Set task: Below are the entries; output exactly the lines from the one containing "Decode this image" through the final line, inclusive.

==== Source material ====

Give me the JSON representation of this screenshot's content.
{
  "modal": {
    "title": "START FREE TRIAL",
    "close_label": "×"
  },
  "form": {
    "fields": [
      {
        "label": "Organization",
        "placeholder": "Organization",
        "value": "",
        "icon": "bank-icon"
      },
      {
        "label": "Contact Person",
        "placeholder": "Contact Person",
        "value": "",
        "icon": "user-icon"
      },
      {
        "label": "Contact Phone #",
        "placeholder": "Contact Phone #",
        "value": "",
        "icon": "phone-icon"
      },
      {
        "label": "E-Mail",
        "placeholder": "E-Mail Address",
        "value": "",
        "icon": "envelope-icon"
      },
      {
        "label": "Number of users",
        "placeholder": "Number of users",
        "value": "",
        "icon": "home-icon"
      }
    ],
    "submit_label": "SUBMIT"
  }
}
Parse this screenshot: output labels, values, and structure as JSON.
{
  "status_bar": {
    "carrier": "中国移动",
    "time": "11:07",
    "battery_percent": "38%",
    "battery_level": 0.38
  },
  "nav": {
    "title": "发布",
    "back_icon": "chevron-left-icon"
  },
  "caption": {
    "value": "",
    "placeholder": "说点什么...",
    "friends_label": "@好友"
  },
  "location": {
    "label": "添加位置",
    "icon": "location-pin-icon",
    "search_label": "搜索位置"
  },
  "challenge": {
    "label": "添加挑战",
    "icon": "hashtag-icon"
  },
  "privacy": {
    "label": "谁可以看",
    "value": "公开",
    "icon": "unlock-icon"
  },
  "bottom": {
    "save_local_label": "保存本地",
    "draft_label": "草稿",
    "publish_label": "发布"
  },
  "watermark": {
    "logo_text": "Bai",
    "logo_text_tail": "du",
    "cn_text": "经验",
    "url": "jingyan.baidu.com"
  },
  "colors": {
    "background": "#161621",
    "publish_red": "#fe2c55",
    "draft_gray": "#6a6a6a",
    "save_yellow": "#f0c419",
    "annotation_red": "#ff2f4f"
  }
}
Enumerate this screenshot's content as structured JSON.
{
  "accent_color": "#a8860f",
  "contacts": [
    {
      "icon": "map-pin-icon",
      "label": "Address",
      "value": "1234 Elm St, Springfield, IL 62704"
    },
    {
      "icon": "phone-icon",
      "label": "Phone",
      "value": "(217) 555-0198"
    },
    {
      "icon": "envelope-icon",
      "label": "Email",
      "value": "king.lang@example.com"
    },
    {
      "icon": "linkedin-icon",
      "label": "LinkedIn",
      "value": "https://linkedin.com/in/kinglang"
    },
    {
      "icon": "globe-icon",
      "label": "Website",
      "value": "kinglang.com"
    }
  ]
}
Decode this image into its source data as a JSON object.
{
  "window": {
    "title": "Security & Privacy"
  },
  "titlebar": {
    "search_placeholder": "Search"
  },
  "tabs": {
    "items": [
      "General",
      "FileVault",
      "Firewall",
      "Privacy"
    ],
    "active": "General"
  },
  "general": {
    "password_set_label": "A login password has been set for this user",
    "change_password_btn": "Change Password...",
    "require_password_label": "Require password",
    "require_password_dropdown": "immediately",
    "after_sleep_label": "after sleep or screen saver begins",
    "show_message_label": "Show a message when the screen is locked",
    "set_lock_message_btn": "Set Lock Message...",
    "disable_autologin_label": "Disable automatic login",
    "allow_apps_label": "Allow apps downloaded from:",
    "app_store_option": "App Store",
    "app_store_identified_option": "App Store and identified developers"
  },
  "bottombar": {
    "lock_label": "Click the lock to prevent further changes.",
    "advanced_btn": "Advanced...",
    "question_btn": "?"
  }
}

====

Response to this task:
Decode this image into its source data as a JSON object.
{
  "window": {
    "title": "Security & Privacy"
  },
  "titlebar": {
    "search_placeholder": "Search"
  },
  "tabs": {
    "items": [
      "General",
      "FileVault",
      "Firewall",
      "Privacy"
    ],
    "active": "General"
  },
  "general": {
    "password_set_label": "A login password has been set for this user",
    "change_password_btn": "Change Password...",
    "require_password_label": "Require password",
    "require_password_dropdown": "immediately",
    "after_sleep_label": "after sleep or screen saver begins",
    "show_message_label": "Show a message when the screen is locked",
    "set_lock_message_btn": "Set Lock Message...",
    "disable_autologin_label": "Disable automatic login",
    "allow_apps_label": "Allow apps downloaded from:",
    "app_store_option": "App Store",
    "app_store_identified_option": "App Store and identified developers"
  },
  "bottombar": {
    "lock_label": "Click the lock to prevent further changes.",
    "advanced_btn": "Advanced...",
    "question_btn": "?"
  }
}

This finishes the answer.